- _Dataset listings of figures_
## START

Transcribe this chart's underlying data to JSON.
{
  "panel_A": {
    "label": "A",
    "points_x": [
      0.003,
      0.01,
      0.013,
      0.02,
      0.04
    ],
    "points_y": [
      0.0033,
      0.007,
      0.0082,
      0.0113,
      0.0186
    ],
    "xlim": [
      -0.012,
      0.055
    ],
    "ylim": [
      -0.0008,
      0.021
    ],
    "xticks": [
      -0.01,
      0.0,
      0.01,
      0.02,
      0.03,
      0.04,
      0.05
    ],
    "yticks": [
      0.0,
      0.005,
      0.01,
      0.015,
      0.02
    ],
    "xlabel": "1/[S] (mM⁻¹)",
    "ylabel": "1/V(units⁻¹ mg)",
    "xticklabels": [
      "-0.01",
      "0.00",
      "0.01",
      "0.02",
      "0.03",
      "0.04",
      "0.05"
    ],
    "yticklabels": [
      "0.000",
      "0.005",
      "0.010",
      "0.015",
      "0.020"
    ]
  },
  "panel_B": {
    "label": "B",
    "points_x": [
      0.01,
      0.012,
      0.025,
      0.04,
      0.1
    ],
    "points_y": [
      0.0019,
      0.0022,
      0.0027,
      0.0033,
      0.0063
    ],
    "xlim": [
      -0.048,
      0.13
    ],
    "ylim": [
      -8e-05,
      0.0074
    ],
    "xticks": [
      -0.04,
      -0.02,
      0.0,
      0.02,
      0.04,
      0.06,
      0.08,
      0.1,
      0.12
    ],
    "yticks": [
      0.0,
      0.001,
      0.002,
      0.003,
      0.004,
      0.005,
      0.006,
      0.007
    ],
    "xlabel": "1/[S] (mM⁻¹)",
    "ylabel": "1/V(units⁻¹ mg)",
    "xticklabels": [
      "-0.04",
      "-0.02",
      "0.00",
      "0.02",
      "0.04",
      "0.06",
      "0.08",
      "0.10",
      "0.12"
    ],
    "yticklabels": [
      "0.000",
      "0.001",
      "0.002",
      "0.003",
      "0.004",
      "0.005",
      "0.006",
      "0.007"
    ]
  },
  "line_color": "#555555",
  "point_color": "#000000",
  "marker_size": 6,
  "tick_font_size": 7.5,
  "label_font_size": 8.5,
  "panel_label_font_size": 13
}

## END

- _Required task_
Copy all the entries verbatim.

- _Exercise solution_
Transcribe this chart's underlying data to JSON.
{
  "panel_A": {
    "label": "A",
    "points_x": [
      0.003,
      0.01,
      0.013,
      0.02,
      0.04
    ],
    "points_y": [
      0.0033,
      0.007,
      0.0082,
      0.0113,
      0.0186
    ],
    "xlim": [
      -0.012,
      0.055
    ],
    "ylim": [
      -0.0008,
      0.021
    ],
    "xticks": [
      -0.01,
      0.0,
      0.01,
      0.02,
      0.03,
      0.04,
      0.05
    ],
    "yticks": [
      0.0,
      0.005,
      0.01,
      0.015,
      0.02
    ],
    "xlabel": "1/[S] (mM⁻¹)",
    "ylabel": "1/V(units⁻¹ mg)",
    "xticklabels": [
      "-0.01",
      "0.00",
      "0.01",
      "0.02",
      "0.03",
      "0.04",
      "0.05"
    ],
    "yticklabels": [
      "0.000",
      "0.005",
      "0.010",
      "0.015",
      "0.020"
    ]
  },
  "panel_B": {
    "label": "B",
    "points_x": [
      0.01,
      0.012,
      0.025,
      0.04,
      0.1
    ],
    "points_y": [
      0.0019,
      0.0022,
      0.0027,
      0.0033,
      0.0063
    ],
    "xlim": [
      -0.048,
      0.13
    ],
    "ylim": [
      -8e-05,
      0.0074
    ],
    "xticks": [
      -0.04,
      -0.02,
      0.0,
      0.02,
      0.04,
      0.06,
      0.08,
      0.1,
      0.12
    ],
    "yticks": [
      0.0,
      0.001,
      0.002,
      0.003,
      0.004,
      0.005,
      0.006,
      0.007
    ],
    "xlabel": "1/[S] (mM⁻¹)",
    "ylabel": "1/V(units⁻¹ mg)",
    "xticklabels": [
      "-0.04",
      "-0.02",
      "0.00",
      "0.02",
      "0.04",
      "0.06",
      "0.08",
      "0.10",
      "0.12"
    ],
    "yticklabels": [
      "0.000",
      "0.001",
      "0.002",
      "0.003",
      "0.004",
      "0.005",
      "0.006",
      "0.007"
    ]
  },
  "line_color": "#555555",
  "point_color": "#000000",
  "marker_size": 6,
  "tick_font_size": 7.5,
  "label_font_size": 8.5,
  "panel_label_font_size": 13
}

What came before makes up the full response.